_CHALLENGE_
Find the word "sending" in the listing; pull out each line holding it.

_DATASET ENTRIES_
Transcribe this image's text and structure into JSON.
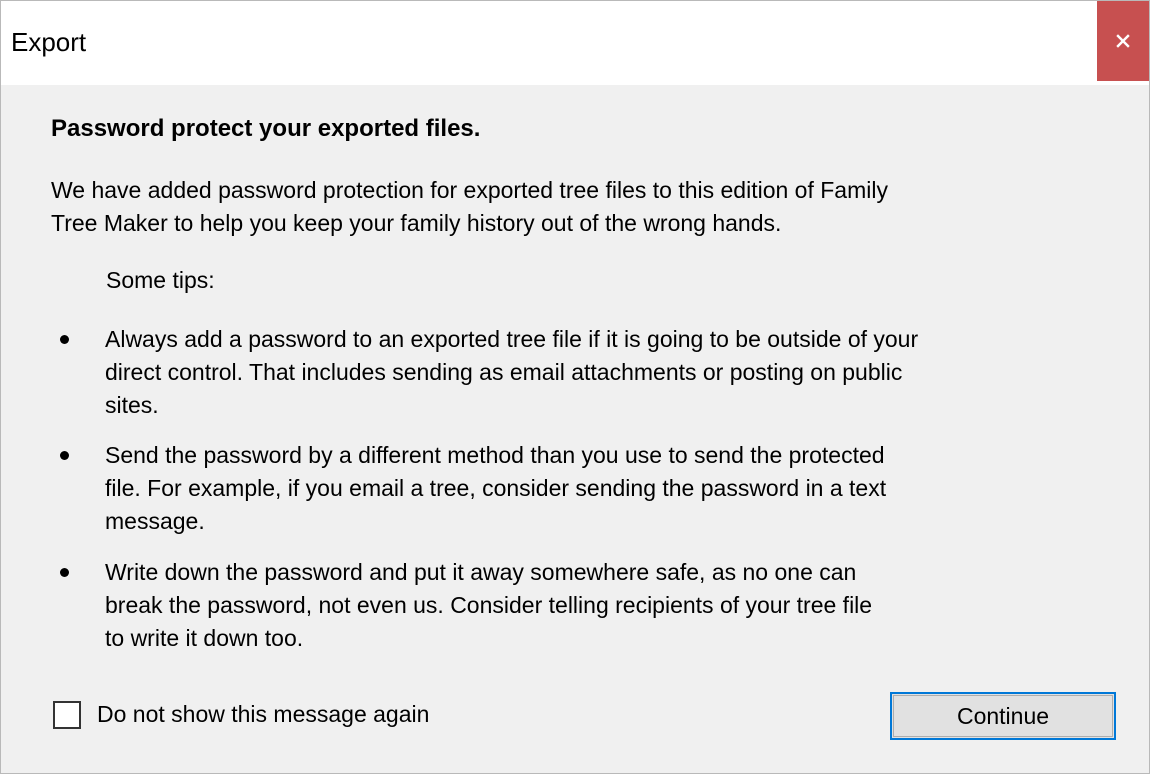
{
  "window": {
    "title": "Export",
    "close_symbol": "close-icon"
  },
  "dialog": {
    "heading": "Password protect your exported files.",
    "intro_line1": "We have added password protection for exported tree files to this edition of Family",
    "intro_line2": "Tree Maker to help you keep your family history out of the wrong hands.",
    "tips_label": "Some tips:",
    "tips": [
      {
        "line1": "Always add a password to an exported tree file if it is going to be outside of your",
        "line2": "direct control. That includes sending as email attachments or posting on public",
        "line3": "sites."
      },
      {
        "line1": "Send the password by a different method than you use to send the protected",
        "line2": "file. For example, if you email a tree, consider sending the password in a text",
        "line3": "message."
      },
      {
        "line1": "Write down the password and put it away somewhere safe, as no one can",
        "line2": "break the password, not even us. Consider telling recipients of your tree file",
        "line3": "to write it down too."
      }
    ],
    "checkbox_label": "Do not show this message again",
    "checkbox_checked": false,
    "continue_label": "Continue"
  },
  "colors": {
    "close_button_bg": "#c75050",
    "dialog_bg": "#f0f0f0",
    "button_focus_border": "#0078d7"
  }
}
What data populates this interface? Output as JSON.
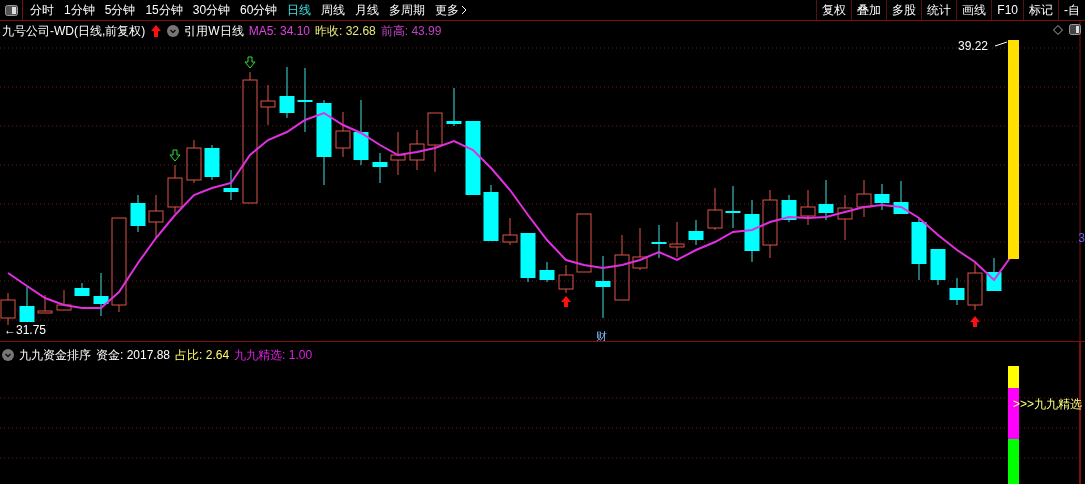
{
  "toolbar": {
    "periods": [
      {
        "label": "分时",
        "selected": false
      },
      {
        "label": "1分钟",
        "selected": false
      },
      {
        "label": "5分钟",
        "selected": false
      },
      {
        "label": "15分钟",
        "selected": false
      },
      {
        "label": "30分钟",
        "selected": false
      },
      {
        "label": "60分钟",
        "selected": false
      },
      {
        "label": "日线",
        "selected": true
      },
      {
        "label": "周线",
        "selected": false
      },
      {
        "label": "月线",
        "selected": false
      },
      {
        "label": "多周期",
        "selected": false
      },
      {
        "label": "更多",
        "selected": false
      }
    ],
    "tools": [
      "复权",
      "叠加",
      "多股",
      "统计",
      "画线",
      "F10",
      "标记",
      "-自"
    ]
  },
  "chart_header": {
    "title": "九号公司-WD(日线,前复权)",
    "reference": "引用W日线",
    "metrics": [
      {
        "text": "MA5: 34.10",
        "color": "#e040e0"
      },
      {
        "text": "昨收: 32.68",
        "color": "#e8e878"
      },
      {
        "text": "前高: 43.99",
        "color": "#c040c0"
      }
    ]
  },
  "chart": {
    "high_label": "39.22",
    "low_label": "←31.75",
    "event_marker": "财",
    "axis_fragment": "3"
  },
  "indicator": {
    "name": "九九资金排序",
    "metrics": [
      {
        "text": "资金: 2017.88",
        "color": "#ffffff"
      },
      {
        "text": "占比: 2.64",
        "color": "#ffff60"
      },
      {
        "text": "九九精选: 1.00",
        "color": "#e020e0"
      }
    ],
    "signal_label": ">>>九九精选"
  }
}
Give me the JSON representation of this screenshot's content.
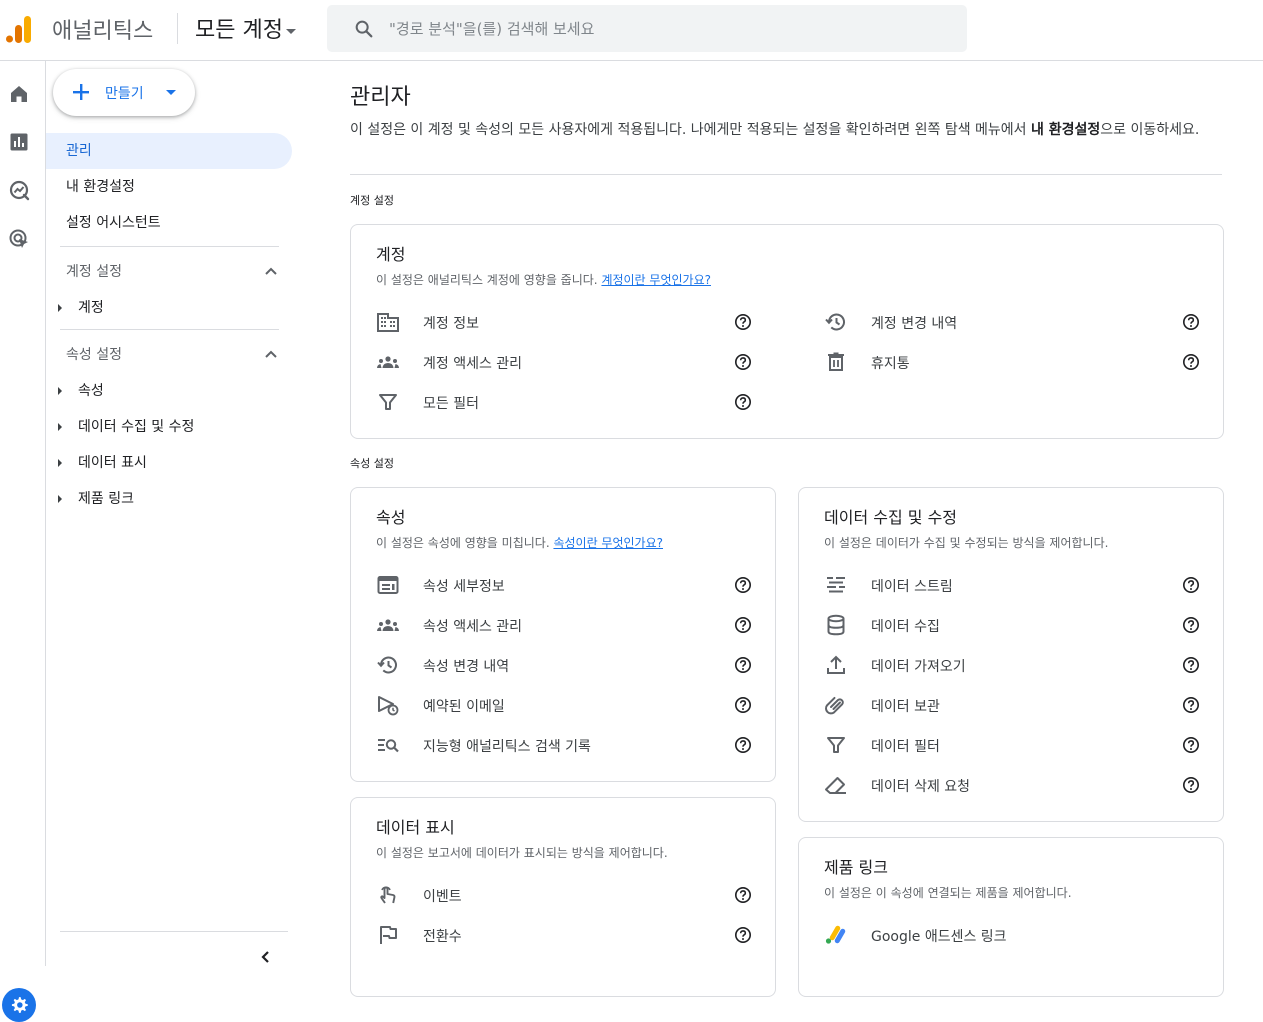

_TASK OUTPUT_
        "line2": "direct control. That includes sending as email attachments or posting on public",
        "line2": "file. For example, if you email a tree, consider sending the password in a text",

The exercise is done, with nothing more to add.